● WRITTEN INSTRUCTION
Can you transcribe every line exactly and leave the pictures behind?
— start of TASK INPUT —
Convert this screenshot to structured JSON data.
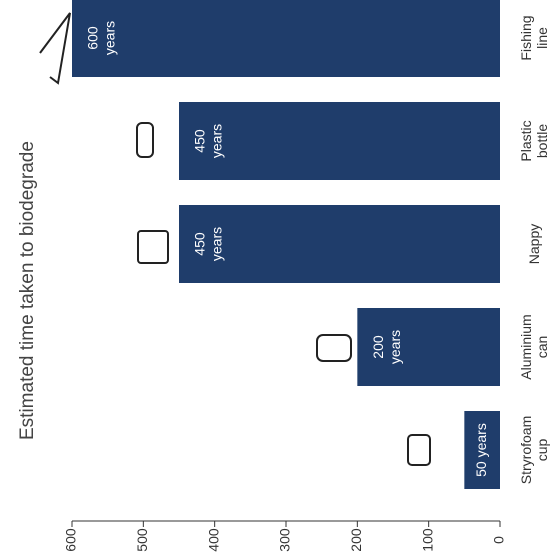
{
  "chart_data": {
    "type": "bar",
    "title": "Estimated time taken to biodegrade",
    "categories": [
      "Stryrofoam cup",
      "Aluminium can",
      "Nappy",
      "Plastic bottle",
      "Fishing line"
    ],
    "values": [
      50,
      200,
      450,
      450,
      600
    ],
    "value_labels": [
      "50 years",
      "200 years",
      "450 years",
      "450 years",
      "600 years"
    ],
    "color": "#1f3d6b",
    "ylim": [
      0,
      600
    ],
    "yticks": [
      0,
      100,
      200,
      300,
      400,
      500,
      600
    ],
    "grid": false
  }
}
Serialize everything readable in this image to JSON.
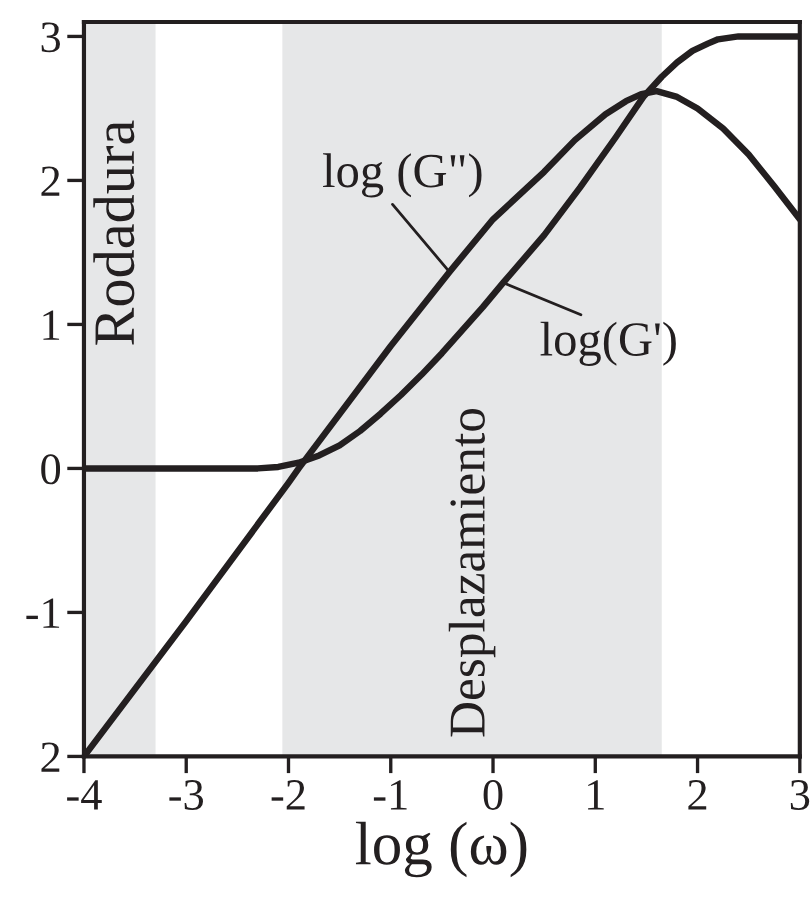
— end of TASK INPUT —
● OUTPUT OF THE EXERCISE
Convert this screenshot to structured JSON data.
{
  "chart_data": {
    "type": "bar",
    "title": "Estimated time taken to biodegrade",
    "categories": [
      "Stryrofoam cup",
      "Aluminium can",
      "Nappy",
      "Plastic bottle",
      "Fishing line"
    ],
    "values": [
      50,
      200,
      450,
      450,
      600
    ],
    "value_labels": [
      "50 years",
      "200 years",
      "450 years",
      "450 years",
      "600 years"
    ],
    "color": "#1f3d6b",
    "ylim": [
      0,
      600
    ],
    "yticks": [
      0,
      100,
      200,
      300,
      400,
      500,
      600
    ],
    "grid": false
  }
}
Serialize everything readable in this image to JSON.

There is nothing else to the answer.